::: PROVIDED DATA

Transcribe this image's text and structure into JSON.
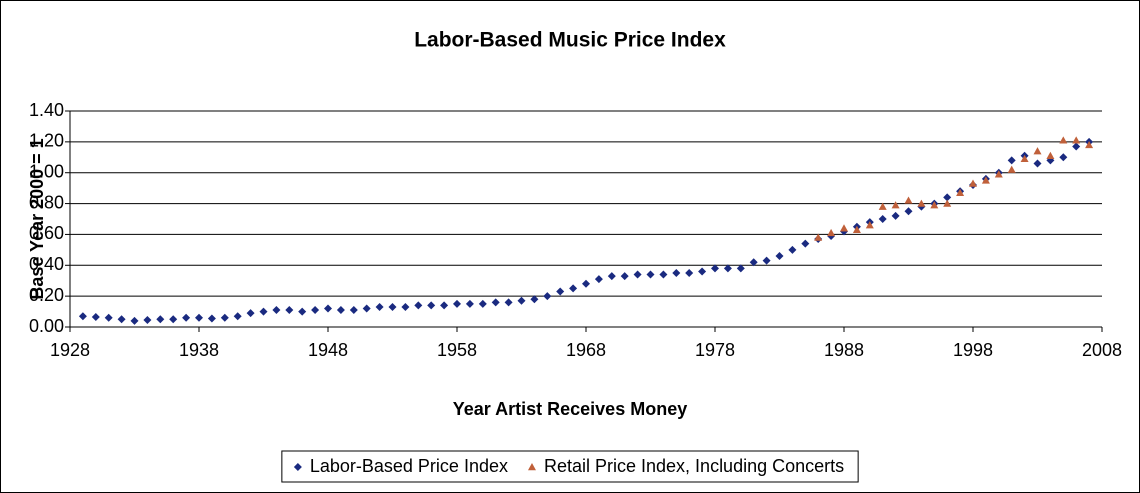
{
  "chart_data": {
    "type": "scatter",
    "title": "Labor-Based Music Price Index",
    "x_label": "Year Artist Receives Money",
    "y_label": "Base Year 2000 = 1",
    "xlim": [
      1928,
      2008
    ],
    "xticks": [
      1928,
      1938,
      1948,
      1958,
      1968,
      1978,
      1988,
      1998,
      2008
    ],
    "ylim": [
      0,
      1.4
    ],
    "yticks": [
      {
        "value": 0,
        "label": "0.00"
      },
      {
        "value": 0.2,
        "label": "0.20"
      },
      {
        "value": 0.4,
        "label": "0.40"
      },
      {
        "value": 0.6,
        "label": "0.60"
      },
      {
        "value": 0.8,
        "label": "0.80"
      },
      {
        "value": 1.0,
        "label": "1.00"
      },
      {
        "value": 1.2,
        "label": "1.20"
      },
      {
        "value": 1.4,
        "label": "1.40"
      }
    ],
    "grid": true,
    "legend": "bottom",
    "series": [
      {
        "name": "Labor-Based Price Index",
        "color": "#1a2a80",
        "marker": "diamond",
        "x": [
          1929,
          1930,
          1931,
          1932,
          1933,
          1934,
          1935,
          1936,
          1937,
          1938,
          1939,
          1940,
          1941,
          1942,
          1943,
          1944,
          1945,
          1946,
          1947,
          1948,
          1949,
          1950,
          1951,
          1952,
          1953,
          1954,
          1955,
          1956,
          1957,
          1958,
          1959,
          1960,
          1961,
          1962,
          1963,
          1964,
          1965,
          1966,
          1967,
          1968,
          1969,
          1970,
          1971,
          1972,
          1973,
          1974,
          1975,
          1976,
          1977,
          1978,
          1979,
          1980,
          1981,
          1982,
          1983,
          1984,
          1985,
          1986,
          1987,
          1988,
          1989,
          1990,
          1991,
          1992,
          1993,
          1994,
          1995,
          1996,
          1997,
          1998,
          1999,
          2000,
          2001,
          2002,
          2003,
          2004,
          2005,
          2006,
          2007
        ],
        "values": [
          0.07,
          0.065,
          0.06,
          0.05,
          0.04,
          0.045,
          0.05,
          0.05,
          0.06,
          0.06,
          0.055,
          0.06,
          0.07,
          0.09,
          0.1,
          0.11,
          0.11,
          0.1,
          0.11,
          0.12,
          0.11,
          0.11,
          0.12,
          0.13,
          0.13,
          0.13,
          0.14,
          0.14,
          0.14,
          0.15,
          0.15,
          0.15,
          0.16,
          0.16,
          0.17,
          0.18,
          0.2,
          0.23,
          0.25,
          0.28,
          0.31,
          0.33,
          0.33,
          0.34,
          0.34,
          0.34,
          0.35,
          0.35,
          0.36,
          0.38,
          0.38,
          0.38,
          0.42,
          0.43,
          0.46,
          0.5,
          0.54,
          0.57,
          0.59,
          0.62,
          0.65,
          0.68,
          0.7,
          0.72,
          0.75,
          0.78,
          0.8,
          0.84,
          0.88,
          0.92,
          0.96,
          1.0,
          1.08,
          1.11,
          1.06,
          1.08,
          1.1,
          1.17,
          1.2
        ]
      },
      {
        "name": "Retail Price Index, Including Concerts",
        "color": "#c0603a",
        "marker": "triangle",
        "x": [
          1986,
          1987,
          1988,
          1989,
          1990,
          1991,
          1992,
          1993,
          1994,
          1995,
          1996,
          1997,
          1998,
          1999,
          2000,
          2001,
          2002,
          2003,
          2004,
          2005,
          2006,
          2007
        ],
        "values": [
          0.58,
          0.61,
          0.64,
          0.63,
          0.66,
          0.78,
          0.79,
          0.82,
          0.8,
          0.79,
          0.8,
          0.87,
          0.93,
          0.95,
          0.99,
          1.02,
          1.09,
          1.14,
          1.11,
          1.21,
          1.21,
          1.18
        ]
      }
    ]
  }
}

::::::

WRITTEN REQUEST:
Quote all of the entries word for word, omitting any pictures.

WRITTEN ANSWER:
Transcribe this image's text and structure into JSON.
{
  "chart_data": {
    "type": "scatter",
    "title": "Labor-Based Music Price Index",
    "x_label": "Year Artist Receives Money",
    "y_label": "Base Year 2000 = 1",
    "xlim": [
      1928,
      2008
    ],
    "xticks": [
      1928,
      1938,
      1948,
      1958,
      1968,
      1978,
      1988,
      1998,
      2008
    ],
    "ylim": [
      0,
      1.4
    ],
    "yticks": [
      {
        "value": 0,
        "label": "0.00"
      },
      {
        "value": 0.2,
        "label": "0.20"
      },
      {
        "value": 0.4,
        "label": "0.40"
      },
      {
        "value": 0.6,
        "label": "0.60"
      },
      {
        "value": 0.8,
        "label": "0.80"
      },
      {
        "value": 1.0,
        "label": "1.00"
      },
      {
        "value": 1.2,
        "label": "1.20"
      },
      {
        "value": 1.4,
        "label": "1.40"
      }
    ],
    "grid": true,
    "legend": "bottom",
    "series": [
      {
        "name": "Labor-Based Price Index",
        "color": "#1a2a80",
        "marker": "diamond",
        "x": [
          1929,
          1930,
          1931,
          1932,
          1933,
          1934,
          1935,
          1936,
          1937,
          1938,
          1939,
          1940,
          1941,
          1942,
          1943,
          1944,
          1945,
          1946,
          1947,
          1948,
          1949,
          1950,
          1951,
          1952,
          1953,
          1954,
          1955,
          1956,
          1957,
          1958,
          1959,
          1960,
          1961,
          1962,
          1963,
          1964,
          1965,
          1966,
          1967,
          1968,
          1969,
          1970,
          1971,
          1972,
          1973,
          1974,
          1975,
          1976,
          1977,
          1978,
          1979,
          1980,
          1981,
          1982,
          1983,
          1984,
          1985,
          1986,
          1987,
          1988,
          1989,
          1990,
          1991,
          1992,
          1993,
          1994,
          1995,
          1996,
          1997,
          1998,
          1999,
          2000,
          2001,
          2002,
          2003,
          2004,
          2005,
          2006,
          2007
        ],
        "values": [
          0.07,
          0.065,
          0.06,
          0.05,
          0.04,
          0.045,
          0.05,
          0.05,
          0.06,
          0.06,
          0.055,
          0.06,
          0.07,
          0.09,
          0.1,
          0.11,
          0.11,
          0.1,
          0.11,
          0.12,
          0.11,
          0.11,
          0.12,
          0.13,
          0.13,
          0.13,
          0.14,
          0.14,
          0.14,
          0.15,
          0.15,
          0.15,
          0.16,
          0.16,
          0.17,
          0.18,
          0.2,
          0.23,
          0.25,
          0.28,
          0.31,
          0.33,
          0.33,
          0.34,
          0.34,
          0.34,
          0.35,
          0.35,
          0.36,
          0.38,
          0.38,
          0.38,
          0.42,
          0.43,
          0.46,
          0.5,
          0.54,
          0.57,
          0.59,
          0.62,
          0.65,
          0.68,
          0.7,
          0.72,
          0.75,
          0.78,
          0.8,
          0.84,
          0.88,
          0.92,
          0.96,
          1.0,
          1.08,
          1.11,
          1.06,
          1.08,
          1.1,
          1.17,
          1.2
        ]
      },
      {
        "name": "Retail Price Index, Including Concerts",
        "color": "#c0603a",
        "marker": "triangle",
        "x": [
          1986,
          1987,
          1988,
          1989,
          1990,
          1991,
          1992,
          1993,
          1994,
          1995,
          1996,
          1997,
          1998,
          1999,
          2000,
          2001,
          2002,
          2003,
          2004,
          2005,
          2006,
          2007
        ],
        "values": [
          0.58,
          0.61,
          0.64,
          0.63,
          0.66,
          0.78,
          0.79,
          0.82,
          0.8,
          0.79,
          0.8,
          0.87,
          0.93,
          0.95,
          0.99,
          1.02,
          1.09,
          1.14,
          1.11,
          1.21,
          1.21,
          1.18
        ]
      }
    ]
  }
}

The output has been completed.